### Exercise
Extract every line that contains the word "Descent".

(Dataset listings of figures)

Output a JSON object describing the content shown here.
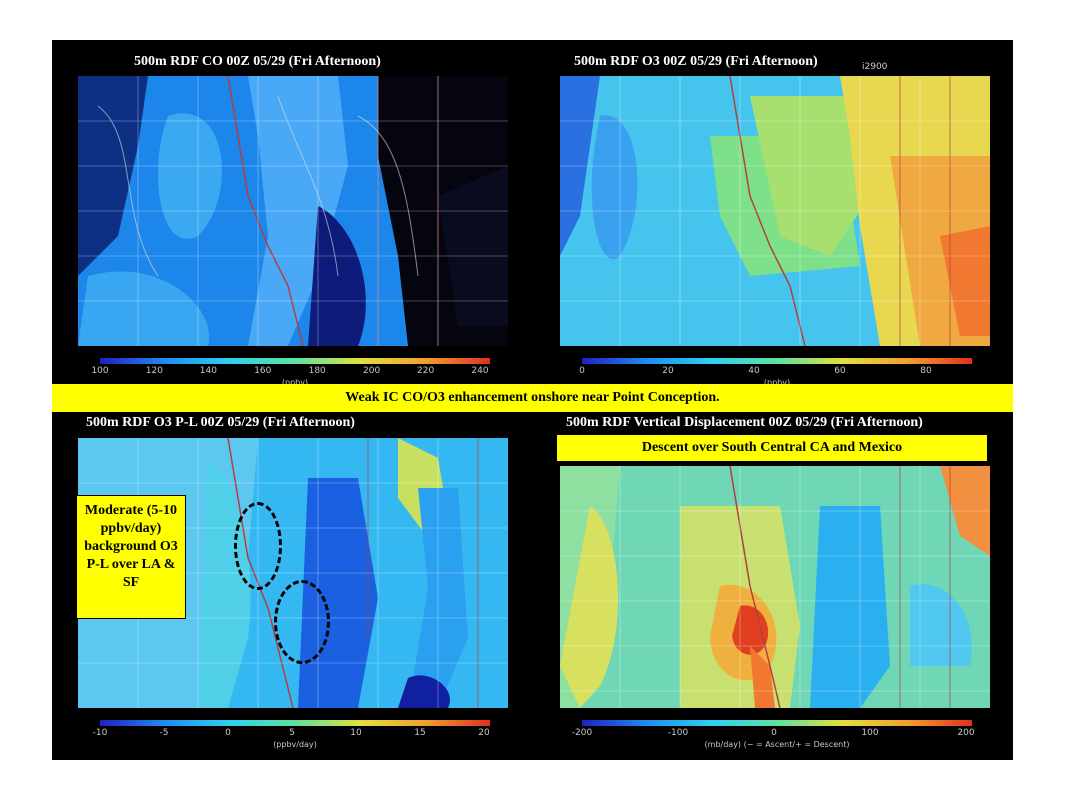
{
  "panels": [
    {
      "id": "co",
      "title": "500m RDF CO  00Z 05/29 (Fri Afternoon)",
      "colorbar": {
        "ticks": [
          "100",
          "120",
          "140",
          "160",
          "180",
          "200",
          "220",
          "240"
        ],
        "unit": "(ppbv)"
      },
      "bg": "#1f8cf0",
      "overlay_label": ""
    },
    {
      "id": "o3",
      "title": "500m RDF O3 00Z 05/29 (Fri Afternoon)",
      "colorbar": {
        "ticks": [
          "0",
          "20",
          "40",
          "60",
          "80"
        ],
        "unit": "(ppbv)"
      },
      "bg": "#45c5ee",
      "overlay_label": "i2900"
    },
    {
      "id": "o3pl",
      "title": "500m RDF O3 P-L  00Z 05/29 (Fri Afternoon)",
      "colorbar": {
        "ticks": [
          "-10",
          "-5",
          "0",
          "5",
          "10",
          "15",
          "20"
        ],
        "unit": "(ppbv/day)"
      },
      "bg": "#35b8f2",
      "overlay_label": ""
    },
    {
      "id": "vd",
      "title": "500m RDF Vertical Displacement 00Z 05/29 (Fri Afternoon)",
      "colorbar": {
        "ticks": [
          "-200",
          "-100",
          "0",
          "100",
          "200"
        ],
        "unit": "(mb/day) (− = Ascent/+ = Descent)"
      },
      "bg": "#6fd7b6",
      "overlay_label": ""
    }
  ],
  "banner": "Weak IC CO/O3 enhancement onshore near Point Conception.",
  "note": "Moderate (5-10 ppbv/day) background O3 P-L over LA & SF",
  "descent_label": "Descent over South Central CA and Mexico",
  "colors": {
    "highlight": "#ffff00",
    "background": "#000000",
    "text": "#ffffff"
  }
}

### Result of this exercise
        "unit": "(mb/day) (− = Ascent/+ = Descent)"
  "descent_label": "Descent over South Central CA and Mexico",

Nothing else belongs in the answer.